▶ _STATED GOAL_
Copy every line of the data that includes the string "akashicedge".

━━━

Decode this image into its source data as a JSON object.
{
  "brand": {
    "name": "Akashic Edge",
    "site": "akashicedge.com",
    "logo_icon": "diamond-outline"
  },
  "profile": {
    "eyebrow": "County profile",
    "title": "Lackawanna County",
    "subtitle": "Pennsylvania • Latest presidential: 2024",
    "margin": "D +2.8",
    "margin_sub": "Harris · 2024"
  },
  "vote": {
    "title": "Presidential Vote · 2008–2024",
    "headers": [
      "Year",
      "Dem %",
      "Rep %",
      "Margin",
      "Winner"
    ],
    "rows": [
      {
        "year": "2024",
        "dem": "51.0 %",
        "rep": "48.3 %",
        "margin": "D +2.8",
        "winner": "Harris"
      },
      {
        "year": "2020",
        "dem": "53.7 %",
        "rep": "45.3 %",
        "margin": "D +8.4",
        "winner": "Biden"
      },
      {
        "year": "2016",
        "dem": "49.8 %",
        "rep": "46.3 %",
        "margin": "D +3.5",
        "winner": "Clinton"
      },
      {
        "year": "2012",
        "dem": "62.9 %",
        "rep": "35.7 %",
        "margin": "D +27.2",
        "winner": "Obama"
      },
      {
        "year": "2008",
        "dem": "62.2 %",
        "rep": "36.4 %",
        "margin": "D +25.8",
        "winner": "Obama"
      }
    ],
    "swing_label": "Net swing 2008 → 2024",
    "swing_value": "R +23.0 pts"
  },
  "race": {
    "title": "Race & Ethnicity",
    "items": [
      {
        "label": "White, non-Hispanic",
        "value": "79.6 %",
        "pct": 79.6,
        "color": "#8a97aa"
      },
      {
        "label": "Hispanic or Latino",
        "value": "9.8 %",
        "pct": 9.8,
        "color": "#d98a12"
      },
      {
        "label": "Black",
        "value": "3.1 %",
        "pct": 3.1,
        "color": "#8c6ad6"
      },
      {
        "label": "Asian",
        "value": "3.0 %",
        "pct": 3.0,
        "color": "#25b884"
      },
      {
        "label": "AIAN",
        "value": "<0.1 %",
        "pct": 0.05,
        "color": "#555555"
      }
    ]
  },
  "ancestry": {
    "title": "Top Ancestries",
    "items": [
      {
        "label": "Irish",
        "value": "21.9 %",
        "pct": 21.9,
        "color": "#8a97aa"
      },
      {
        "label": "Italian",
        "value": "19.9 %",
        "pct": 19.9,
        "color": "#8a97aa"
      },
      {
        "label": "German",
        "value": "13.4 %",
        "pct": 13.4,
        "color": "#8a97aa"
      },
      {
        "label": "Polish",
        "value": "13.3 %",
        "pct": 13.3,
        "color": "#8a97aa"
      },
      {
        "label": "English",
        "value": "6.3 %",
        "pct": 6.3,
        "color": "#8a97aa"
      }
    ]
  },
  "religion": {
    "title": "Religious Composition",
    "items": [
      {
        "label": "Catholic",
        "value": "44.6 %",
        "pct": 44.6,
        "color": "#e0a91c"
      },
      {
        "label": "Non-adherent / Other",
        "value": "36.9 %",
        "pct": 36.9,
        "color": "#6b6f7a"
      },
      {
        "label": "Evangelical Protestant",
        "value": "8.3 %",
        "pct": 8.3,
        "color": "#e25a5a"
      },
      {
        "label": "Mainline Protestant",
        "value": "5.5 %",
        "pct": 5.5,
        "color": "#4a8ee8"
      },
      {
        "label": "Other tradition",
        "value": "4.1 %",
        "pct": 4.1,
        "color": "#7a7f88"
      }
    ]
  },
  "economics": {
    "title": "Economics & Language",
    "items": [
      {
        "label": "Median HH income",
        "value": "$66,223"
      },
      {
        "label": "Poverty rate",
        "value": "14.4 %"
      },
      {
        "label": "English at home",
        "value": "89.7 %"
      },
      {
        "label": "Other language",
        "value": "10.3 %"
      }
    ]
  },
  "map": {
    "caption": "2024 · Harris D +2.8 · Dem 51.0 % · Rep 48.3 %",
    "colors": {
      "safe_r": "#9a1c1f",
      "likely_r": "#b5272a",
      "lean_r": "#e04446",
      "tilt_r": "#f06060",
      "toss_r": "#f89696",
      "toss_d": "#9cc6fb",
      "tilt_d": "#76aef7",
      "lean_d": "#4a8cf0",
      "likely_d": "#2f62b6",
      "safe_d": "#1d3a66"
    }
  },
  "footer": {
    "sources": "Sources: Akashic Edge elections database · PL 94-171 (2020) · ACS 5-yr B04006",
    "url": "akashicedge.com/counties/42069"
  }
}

━━━

▶ _RESPONSE TO THE TASK_
    "site": "akashicedge.com",
    "url": "akashicedge.com/counties/42069"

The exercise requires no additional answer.